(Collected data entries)
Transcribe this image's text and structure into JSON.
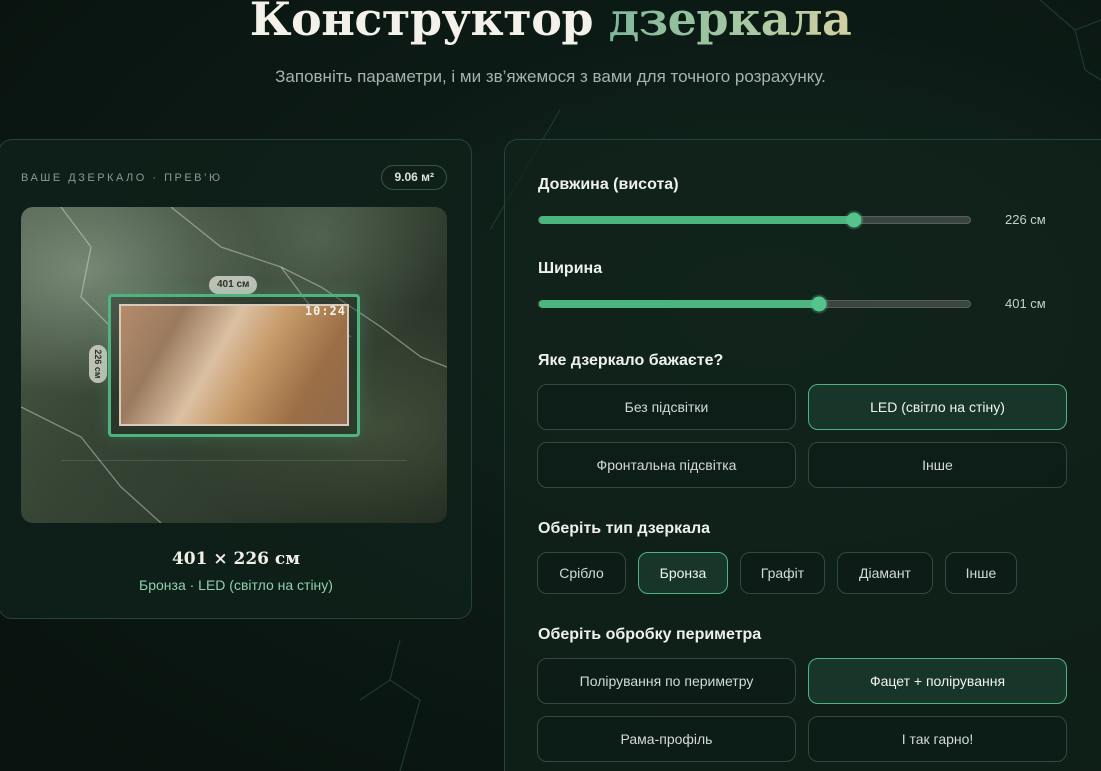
{
  "hero": {
    "title_main": "Конструктор",
    "title_accent": "дзеркала",
    "subtitle": "Заповніть параметри, і ми зв’яжемося з вами для точного розрахунку."
  },
  "preview": {
    "heading": "ВАШЕ ДЗЕРКАЛО · ПРЕВ’Ю",
    "area": "9.06 м²",
    "width_label": "401 см",
    "height_label": "226 см",
    "clock": "10:24",
    "size_title": "401 × 226 см",
    "summary": "Бронза · LED (світло на стіну)"
  },
  "config": {
    "length": {
      "label": "Довжина (висота)",
      "value_text": "226 см",
      "fill_percent": 73
    },
    "width": {
      "label": "Ширина",
      "value_text": "401 см",
      "fill_percent": 65
    },
    "mirror_kind": {
      "label": "Яке дзеркало бажаєте?",
      "options": [
        "Без підсвітки",
        "LED (світло на стіну)",
        "Фронтальна підсвітка",
        "Інше"
      ],
      "selected": "LED (світло на стіну)"
    },
    "mirror_type": {
      "label": "Оберіть тип дзеркала",
      "options": [
        "Срібло",
        "Бронза",
        "Графіт",
        "Діамант",
        "Інше"
      ],
      "selected": "Бронза"
    },
    "edge": {
      "label": "Оберіть обробку периметра",
      "options": [
        "Полірування по периметру",
        "Фацет + полірування",
        "Рама-профіль",
        "І так гарно!"
      ],
      "selected": "Фацет + полірування"
    }
  },
  "colors": {
    "accent": "#4fb37f",
    "background": "#0c1a15"
  }
}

_Work required_
Quote the listing above in full, except for the pictures.

_Correct response_
Transcribe this image's text and structure into JSON.
{
  "hero": {
    "title_main": "Конструктор",
    "title_accent": "дзеркала",
    "subtitle": "Заповніть параметри, і ми зв’яжемося з вами для точного розрахунку."
  },
  "preview": {
    "heading": "ВАШЕ ДЗЕРКАЛО · ПРЕВ’Ю",
    "area": "9.06 м²",
    "width_label": "401 см",
    "height_label": "226 см",
    "clock": "10:24",
    "size_title": "401 × 226 см",
    "summary": "Бронза · LED (світло на стіну)"
  },
  "config": {
    "length": {
      "label": "Довжина (висота)",
      "value_text": "226 см",
      "fill_percent": 73
    },
    "width": {
      "label": "Ширина",
      "value_text": "401 см",
      "fill_percent": 65
    },
    "mirror_kind": {
      "label": "Яке дзеркало бажаєте?",
      "options": [
        "Без підсвітки",
        "LED (світло на стіну)",
        "Фронтальна підсвітка",
        "Інше"
      ],
      "selected": "LED (світло на стіну)"
    },
    "mirror_type": {
      "label": "Оберіть тип дзеркала",
      "options": [
        "Срібло",
        "Бронза",
        "Графіт",
        "Діамант",
        "Інше"
      ],
      "selected": "Бронза"
    },
    "edge": {
      "label": "Оберіть обробку периметра",
      "options": [
        "Полірування по периметру",
        "Фацет + полірування",
        "Рама-профіль",
        "І так гарно!"
      ],
      "selected": "Фацет + полірування"
    }
  },
  "colors": {
    "accent": "#4fb37f",
    "background": "#0c1a15"
  }
}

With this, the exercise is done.